Task prompt
Repeat each line exactly, leaving nothing out.

Supplied data
## START

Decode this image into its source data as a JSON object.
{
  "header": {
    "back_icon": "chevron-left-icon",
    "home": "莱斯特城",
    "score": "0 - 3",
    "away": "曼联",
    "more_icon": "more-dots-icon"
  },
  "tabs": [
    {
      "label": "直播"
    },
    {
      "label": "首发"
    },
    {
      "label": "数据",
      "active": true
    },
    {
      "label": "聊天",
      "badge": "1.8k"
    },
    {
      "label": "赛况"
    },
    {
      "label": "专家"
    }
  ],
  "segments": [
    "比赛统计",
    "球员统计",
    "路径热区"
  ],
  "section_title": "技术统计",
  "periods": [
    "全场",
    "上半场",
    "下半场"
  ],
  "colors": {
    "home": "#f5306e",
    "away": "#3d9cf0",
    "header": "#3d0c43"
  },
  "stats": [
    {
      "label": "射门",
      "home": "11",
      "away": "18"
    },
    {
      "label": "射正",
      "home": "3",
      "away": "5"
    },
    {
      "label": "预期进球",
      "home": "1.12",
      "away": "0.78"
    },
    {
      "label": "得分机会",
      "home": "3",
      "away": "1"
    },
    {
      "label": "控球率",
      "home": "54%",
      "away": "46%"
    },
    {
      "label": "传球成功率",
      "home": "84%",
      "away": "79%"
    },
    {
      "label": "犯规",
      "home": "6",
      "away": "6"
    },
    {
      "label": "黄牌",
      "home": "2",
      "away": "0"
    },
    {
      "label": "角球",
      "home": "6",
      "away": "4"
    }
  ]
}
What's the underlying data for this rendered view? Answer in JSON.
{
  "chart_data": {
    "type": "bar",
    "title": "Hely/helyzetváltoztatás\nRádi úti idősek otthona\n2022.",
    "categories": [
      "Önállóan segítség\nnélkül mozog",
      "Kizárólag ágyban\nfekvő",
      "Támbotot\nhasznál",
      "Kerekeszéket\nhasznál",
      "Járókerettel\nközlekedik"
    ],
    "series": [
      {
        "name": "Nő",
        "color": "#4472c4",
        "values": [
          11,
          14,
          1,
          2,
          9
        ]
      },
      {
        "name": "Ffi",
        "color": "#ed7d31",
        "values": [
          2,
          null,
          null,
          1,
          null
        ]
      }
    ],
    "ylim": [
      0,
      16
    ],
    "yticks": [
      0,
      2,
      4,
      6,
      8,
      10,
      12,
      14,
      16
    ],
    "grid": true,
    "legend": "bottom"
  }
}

## END

Exercise output
Decode this image into its source data as a JSON object.
{
  "header": {
    "back_icon": "chevron-left-icon",
    "home": "莱斯特城",
    "score": "0 - 3",
    "away": "曼联",
    "more_icon": "more-dots-icon"
  },
  "tabs": [
    {
      "label": "直播"
    },
    {
      "label": "首发"
    },
    {
      "label": "数据",
      "active": true
    },
    {
      "label": "聊天",
      "badge": "1.8k"
    },
    {
      "label": "赛况"
    },
    {
      "label": "专家"
    }
  ],
  "segments": [
    "比赛统计",
    "球员统计",
    "路径热区"
  ],
  "section_title": "技术统计",
  "periods": [
    "全场",
    "上半场",
    "下半场"
  ],
  "colors": {
    "home": "#f5306e",
    "away": "#3d9cf0",
    "header": "#3d0c43"
  },
  "stats": [
    {
      "label": "射门",
      "home": "11",
      "away": "18"
    },
    {
      "label": "射正",
      "home": "3",
      "away": "5"
    },
    {
      "label": "预期进球",
      "home": "1.12",
      "away": "0.78"
    },
    {
      "label": "得分机会",
      "home": "3",
      "away": "1"
    },
    {
      "label": "控球率",
      "home": "54%",
      "away": "46%"
    },
    {
      "label": "传球成功率",
      "home": "84%",
      "away": "79%"
    },
    {
      "label": "犯规",
      "home": "6",
      "away": "6"
    },
    {
      "label": "黄牌",
      "home": "2",
      "away": "0"
    },
    {
      "label": "角球",
      "home": "6",
      "away": "4"
    }
  ]
}
What's the underlying data for this rendered view? Answer in JSON.
{
  "chart_data": {
    "type": "bar",
    "title": "Hely/helyzetváltoztatás\nRádi úti idősek otthona\n2022.",
    "categories": [
      "Önállóan segítség\nnélkül mozog",
      "Kizárólag ágyban\nfekvő",
      "Támbotot\nhasznál",
      "Kerekeszéket\nhasznál",
      "Járókerettel\nközlekedik"
    ],
    "series": [
      {
        "name": "Nő",
        "color": "#4472c4",
        "values": [
          11,
          14,
          1,
          2,
          9
        ]
      },
      {
        "name": "Ffi",
        "color": "#ed7d31",
        "values": [
          2,
          null,
          null,
          1,
          null
        ]
      }
    ],
    "ylim": [
      0,
      16
    ],
    "yticks": [
      0,
      2,
      4,
      6,
      8,
      10,
      12,
      14,
      16
    ],
    "grid": true,
    "legend": "bottom"
  }
}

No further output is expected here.